Entries
--------------------------------
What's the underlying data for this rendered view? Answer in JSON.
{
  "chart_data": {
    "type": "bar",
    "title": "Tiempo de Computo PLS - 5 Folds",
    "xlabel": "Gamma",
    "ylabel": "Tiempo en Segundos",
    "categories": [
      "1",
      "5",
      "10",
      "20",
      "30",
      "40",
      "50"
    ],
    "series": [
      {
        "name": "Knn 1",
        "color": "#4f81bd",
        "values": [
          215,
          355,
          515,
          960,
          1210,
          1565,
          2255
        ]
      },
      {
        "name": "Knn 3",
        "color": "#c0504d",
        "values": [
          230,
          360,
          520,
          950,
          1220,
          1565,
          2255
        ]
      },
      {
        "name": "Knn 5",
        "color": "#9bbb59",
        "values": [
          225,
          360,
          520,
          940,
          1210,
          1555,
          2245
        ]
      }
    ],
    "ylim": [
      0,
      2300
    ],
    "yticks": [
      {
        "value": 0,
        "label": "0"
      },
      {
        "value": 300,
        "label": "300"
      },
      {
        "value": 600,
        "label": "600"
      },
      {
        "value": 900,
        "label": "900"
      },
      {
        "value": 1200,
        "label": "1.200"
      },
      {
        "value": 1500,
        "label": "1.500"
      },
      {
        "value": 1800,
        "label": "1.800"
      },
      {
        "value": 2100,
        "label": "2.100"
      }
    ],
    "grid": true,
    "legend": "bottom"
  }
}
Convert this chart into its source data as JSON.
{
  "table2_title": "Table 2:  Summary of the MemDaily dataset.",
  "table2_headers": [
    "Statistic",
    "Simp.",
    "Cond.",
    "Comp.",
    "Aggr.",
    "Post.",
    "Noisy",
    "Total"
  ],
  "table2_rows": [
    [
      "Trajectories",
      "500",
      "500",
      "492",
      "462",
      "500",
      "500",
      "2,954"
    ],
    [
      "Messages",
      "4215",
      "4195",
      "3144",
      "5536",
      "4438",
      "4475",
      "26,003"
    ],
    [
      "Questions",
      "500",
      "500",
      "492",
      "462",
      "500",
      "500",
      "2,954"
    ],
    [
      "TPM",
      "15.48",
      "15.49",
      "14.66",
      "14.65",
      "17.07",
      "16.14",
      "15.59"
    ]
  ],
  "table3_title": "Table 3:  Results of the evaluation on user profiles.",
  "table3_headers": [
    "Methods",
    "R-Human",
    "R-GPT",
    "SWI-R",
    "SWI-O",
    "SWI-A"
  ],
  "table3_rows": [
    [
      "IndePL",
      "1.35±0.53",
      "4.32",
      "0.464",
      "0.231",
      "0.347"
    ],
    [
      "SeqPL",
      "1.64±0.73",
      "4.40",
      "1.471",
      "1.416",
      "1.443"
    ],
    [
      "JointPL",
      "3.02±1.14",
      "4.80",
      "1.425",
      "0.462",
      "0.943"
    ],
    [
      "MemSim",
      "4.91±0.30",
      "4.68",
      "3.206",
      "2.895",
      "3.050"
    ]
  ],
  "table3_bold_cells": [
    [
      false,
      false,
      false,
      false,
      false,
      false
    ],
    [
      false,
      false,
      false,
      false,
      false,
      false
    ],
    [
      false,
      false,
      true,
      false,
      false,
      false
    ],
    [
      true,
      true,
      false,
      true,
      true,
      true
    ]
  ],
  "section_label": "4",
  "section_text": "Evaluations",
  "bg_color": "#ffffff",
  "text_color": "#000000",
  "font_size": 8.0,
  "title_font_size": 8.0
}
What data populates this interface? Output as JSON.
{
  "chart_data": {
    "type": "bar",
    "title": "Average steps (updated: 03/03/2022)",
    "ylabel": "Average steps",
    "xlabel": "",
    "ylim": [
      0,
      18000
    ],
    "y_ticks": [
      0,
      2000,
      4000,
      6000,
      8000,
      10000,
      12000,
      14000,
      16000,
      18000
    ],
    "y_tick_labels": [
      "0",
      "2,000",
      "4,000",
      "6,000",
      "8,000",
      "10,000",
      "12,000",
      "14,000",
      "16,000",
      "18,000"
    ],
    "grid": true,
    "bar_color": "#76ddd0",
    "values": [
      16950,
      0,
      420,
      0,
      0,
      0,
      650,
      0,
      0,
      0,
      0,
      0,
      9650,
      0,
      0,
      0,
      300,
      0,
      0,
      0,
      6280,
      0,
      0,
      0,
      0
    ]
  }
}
--------------------------------
Aim
Type out the material again exactly as presented.

Answer to the task
What's the underlying data for this rendered view? Answer in JSON.
{
  "chart_data": {
    "type": "bar",
    "title": "Tiempo de Computo PLS - 5 Folds",
    "xlabel": "Gamma",
    "ylabel": "Tiempo en Segundos",
    "categories": [
      "1",
      "5",
      "10",
      "20",
      "30",
      "40",
      "50"
    ],
    "series": [
      {
        "name": "Knn 1",
        "color": "#4f81bd",
        "values": [
          215,
          355,
          515,
          960,
          1210,
          1565,
          2255
        ]
      },
      {
        "name": "Knn 3",
        "color": "#c0504d",
        "values": [
          230,
          360,
          520,
          950,
          1220,
          1565,
          2255
        ]
      },
      {
        "name": "Knn 5",
        "color": "#9bbb59",
        "values": [
          225,
          360,
          520,
          940,
          1210,
          1555,
          2245
        ]
      }
    ],
    "ylim": [
      0,
      2300
    ],
    "yticks": [
      {
        "value": 0,
        "label": "0"
      },
      {
        "value": 300,
        "label": "300"
      },
      {
        "value": 600,
        "label": "600"
      },
      {
        "value": 900,
        "label": "900"
      },
      {
        "value": 1200,
        "label": "1.200"
      },
      {
        "value": 1500,
        "label": "1.500"
      },
      {
        "value": 1800,
        "label": "1.800"
      },
      {
        "value": 2100,
        "label": "2.100"
      }
    ],
    "grid": true,
    "legend": "bottom"
  }
}
Convert this chart into its source data as JSON.
{
  "table2_title": "Table 2:  Summary of the MemDaily dataset.",
  "table2_headers": [
    "Statistic",
    "Simp.",
    "Cond.",
    "Comp.",
    "Aggr.",
    "Post.",
    "Noisy",
    "Total"
  ],
  "table2_rows": [
    [
      "Trajectories",
      "500",
      "500",
      "492",
      "462",
      "500",
      "500",
      "2,954"
    ],
    [
      "Messages",
      "4215",
      "4195",
      "3144",
      "5536",
      "4438",
      "4475",
      "26,003"
    ],
    [
      "Questions",
      "500",
      "500",
      "492",
      "462",
      "500",
      "500",
      "2,954"
    ],
    [
      "TPM",
      "15.48",
      "15.49",
      "14.66",
      "14.65",
      "17.07",
      "16.14",
      "15.59"
    ]
  ],
  "table3_title": "Table 3:  Results of the evaluation on user profiles.",
  "table3_headers": [
    "Methods",
    "R-Human",
    "R-GPT",
    "SWI-R",
    "SWI-O",
    "SWI-A"
  ],
  "table3_rows": [
    [
      "IndePL",
      "1.35±0.53",
      "4.32",
      "0.464",
      "0.231",
      "0.347"
    ],
    [
      "SeqPL",
      "1.64±0.73",
      "4.40",
      "1.471",
      "1.416",
      "1.443"
    ],
    [
      "JointPL",
      "3.02±1.14",
      "4.80",
      "1.425",
      "0.462",
      "0.943"
    ],
    [
      "MemSim",
      "4.91±0.30",
      "4.68",
      "3.206",
      "2.895",
      "3.050"
    ]
  ],
  "table3_bold_cells": [
    [
      false,
      false,
      false,
      false,
      false,
      false
    ],
    [
      false,
      false,
      false,
      false,
      false,
      false
    ],
    [
      false,
      false,
      true,
      false,
      false,
      false
    ],
    [
      true,
      true,
      false,
      true,
      true,
      true
    ]
  ],
  "section_label": "4",
  "section_text": "Evaluations",
  "bg_color": "#ffffff",
  "text_color": "#000000",
  "font_size": 8.0,
  "title_font_size": 8.0
}
What data populates this interface? Output as JSON.
{
  "chart_data": {
    "type": "bar",
    "title": "Average steps (updated: 03/03/2022)",
    "ylabel": "Average steps",
    "xlabel": "",
    "ylim": [
      0,
      18000
    ],
    "y_ticks": [
      0,
      2000,
      4000,
      6000,
      8000,
      10000,
      12000,
      14000,
      16000,
      18000
    ],
    "y_tick_labels": [
      "0",
      "2,000",
      "4,000",
      "6,000",
      "8,000",
      "10,000",
      "12,000",
      "14,000",
      "16,000",
      "18,000"
    ],
    "grid": true,
    "bar_color": "#76ddd0",
    "values": [
      16950,
      0,
      420,
      0,
      0,
      0,
      650,
      0,
      0,
      0,
      0,
      0,
      9650,
      0,
      0,
      0,
      300,
      0,
      0,
      0,
      6280,
      0,
      0,
      0,
      0
    ]
  }
}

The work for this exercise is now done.